┌────────
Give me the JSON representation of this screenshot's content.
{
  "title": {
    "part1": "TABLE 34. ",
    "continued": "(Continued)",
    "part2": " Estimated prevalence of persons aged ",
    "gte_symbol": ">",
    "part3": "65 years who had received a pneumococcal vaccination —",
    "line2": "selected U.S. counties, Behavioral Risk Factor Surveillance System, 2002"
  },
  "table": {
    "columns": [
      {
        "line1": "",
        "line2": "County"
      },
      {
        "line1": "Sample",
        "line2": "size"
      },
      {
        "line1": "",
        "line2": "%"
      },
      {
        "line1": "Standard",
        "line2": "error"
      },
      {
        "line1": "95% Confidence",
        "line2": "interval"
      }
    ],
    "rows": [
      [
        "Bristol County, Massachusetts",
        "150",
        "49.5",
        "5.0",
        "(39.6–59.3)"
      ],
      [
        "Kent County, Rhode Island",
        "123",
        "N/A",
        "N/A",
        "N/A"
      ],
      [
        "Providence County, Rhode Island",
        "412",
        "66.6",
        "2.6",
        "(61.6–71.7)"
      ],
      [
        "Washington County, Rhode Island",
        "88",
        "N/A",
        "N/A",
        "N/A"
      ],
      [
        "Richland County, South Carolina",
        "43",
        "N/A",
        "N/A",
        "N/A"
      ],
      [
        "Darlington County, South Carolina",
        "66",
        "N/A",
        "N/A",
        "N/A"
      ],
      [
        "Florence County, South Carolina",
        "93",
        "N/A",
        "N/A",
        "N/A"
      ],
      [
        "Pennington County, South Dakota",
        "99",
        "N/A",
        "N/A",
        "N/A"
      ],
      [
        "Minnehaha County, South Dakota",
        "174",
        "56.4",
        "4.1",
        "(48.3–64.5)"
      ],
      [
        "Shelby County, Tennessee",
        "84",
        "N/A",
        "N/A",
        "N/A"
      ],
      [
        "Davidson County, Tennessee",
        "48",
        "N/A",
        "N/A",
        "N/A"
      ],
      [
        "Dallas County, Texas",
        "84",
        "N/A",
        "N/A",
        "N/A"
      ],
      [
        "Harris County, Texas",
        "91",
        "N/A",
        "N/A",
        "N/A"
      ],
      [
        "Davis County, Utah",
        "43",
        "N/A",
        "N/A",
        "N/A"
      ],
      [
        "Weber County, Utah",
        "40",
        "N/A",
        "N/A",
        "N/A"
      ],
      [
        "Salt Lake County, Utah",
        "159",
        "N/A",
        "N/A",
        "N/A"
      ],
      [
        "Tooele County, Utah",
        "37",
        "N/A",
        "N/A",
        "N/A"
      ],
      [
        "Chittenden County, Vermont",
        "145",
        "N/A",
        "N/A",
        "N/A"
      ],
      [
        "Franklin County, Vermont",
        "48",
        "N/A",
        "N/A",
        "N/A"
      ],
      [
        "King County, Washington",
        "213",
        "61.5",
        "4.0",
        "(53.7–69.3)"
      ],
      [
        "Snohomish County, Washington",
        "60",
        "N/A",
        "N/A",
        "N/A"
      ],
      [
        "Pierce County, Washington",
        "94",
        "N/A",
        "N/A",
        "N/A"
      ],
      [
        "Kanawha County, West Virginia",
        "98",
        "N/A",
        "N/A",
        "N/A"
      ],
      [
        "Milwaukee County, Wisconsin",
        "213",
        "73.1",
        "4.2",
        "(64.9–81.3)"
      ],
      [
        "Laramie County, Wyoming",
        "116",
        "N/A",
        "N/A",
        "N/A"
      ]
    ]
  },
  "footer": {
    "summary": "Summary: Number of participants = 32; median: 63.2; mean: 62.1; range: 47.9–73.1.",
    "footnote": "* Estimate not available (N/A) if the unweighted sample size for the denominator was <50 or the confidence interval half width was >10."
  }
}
└────────
• WHAT YOU WILL DO
Extract each line from the entries above that contains the string "Vermont".

• WORKED SOLUTION
        "Chittenden County, Vermont",
        "Franklin County, Vermont",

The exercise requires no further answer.